# [Dataset records]

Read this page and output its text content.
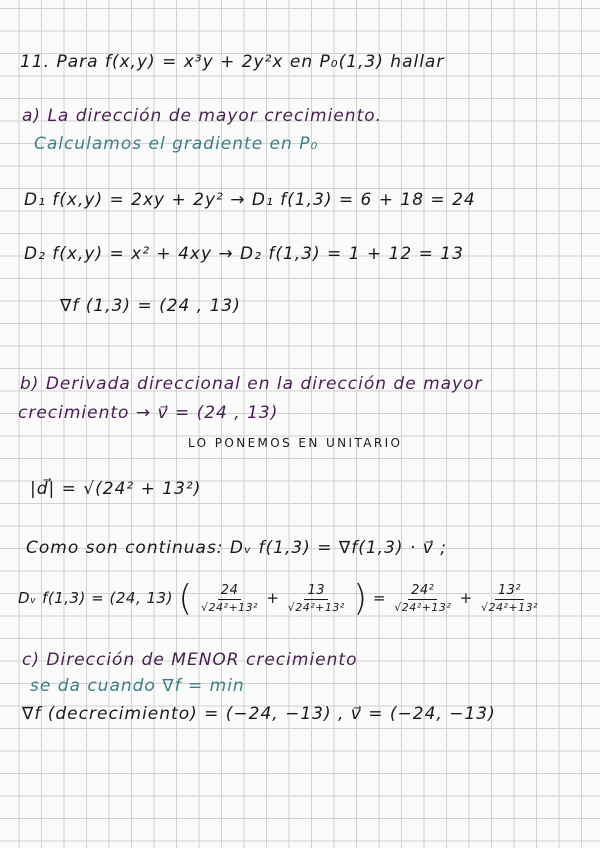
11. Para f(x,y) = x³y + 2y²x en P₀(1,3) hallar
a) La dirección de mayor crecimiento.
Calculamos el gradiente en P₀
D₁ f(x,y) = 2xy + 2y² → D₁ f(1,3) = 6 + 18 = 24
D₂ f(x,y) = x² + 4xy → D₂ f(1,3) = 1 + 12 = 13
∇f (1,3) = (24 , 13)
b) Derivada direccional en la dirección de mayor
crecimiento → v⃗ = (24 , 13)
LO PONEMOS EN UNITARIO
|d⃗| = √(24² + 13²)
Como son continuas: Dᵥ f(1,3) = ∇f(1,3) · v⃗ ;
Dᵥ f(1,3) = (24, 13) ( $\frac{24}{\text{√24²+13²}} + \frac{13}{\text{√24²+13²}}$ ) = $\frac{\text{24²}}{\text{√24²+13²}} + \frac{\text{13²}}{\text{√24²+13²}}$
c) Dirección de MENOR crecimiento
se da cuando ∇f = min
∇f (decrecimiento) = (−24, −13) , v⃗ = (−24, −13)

# [Exercise brief]
Take the data above and repeat it exactly, leaving each picture out.

# [Answer to the task]
Read this page and output its text content.
11. Para f(x,y) = x³y + 2y²x en P₀(1,3) hallar
a) La dirección de mayor crecimiento.
Calculamos el gradiente en P₀
D₁ f(x,y) = 2xy + 2y² → D₁ f(1,3) = 6 + 18 = 24
D₂ f(x,y) = x² + 4xy → D₂ f(1,3) = 1 + 12 = 13
∇f (1,3) = (24 , 13)
b) Derivada direccional en la dirección de mayor
crecimiento → v⃗ = (24 , 13)
LO PONEMOS EN UNITARIO
|d⃗| = √(24² + 13²)
Como son continuas: Dᵥ f(1,3) = ∇f(1,3) · v⃗ ;
Dᵥ f(1,3) = (24, 13) ( $\frac{24}{\text{√24²+13²}} + \frac{13}{\text{√24²+13²}}$ ) = $\frac{\text{24²}}{\text{√24²+13²}} + \frac{\text{13²}}{\text{√24²+13²}}$
c) Dirección de MENOR crecimiento
se da cuando ∇f = min
∇f (decrecimiento) = (−24, −13) , v⃗ = (−24, −13)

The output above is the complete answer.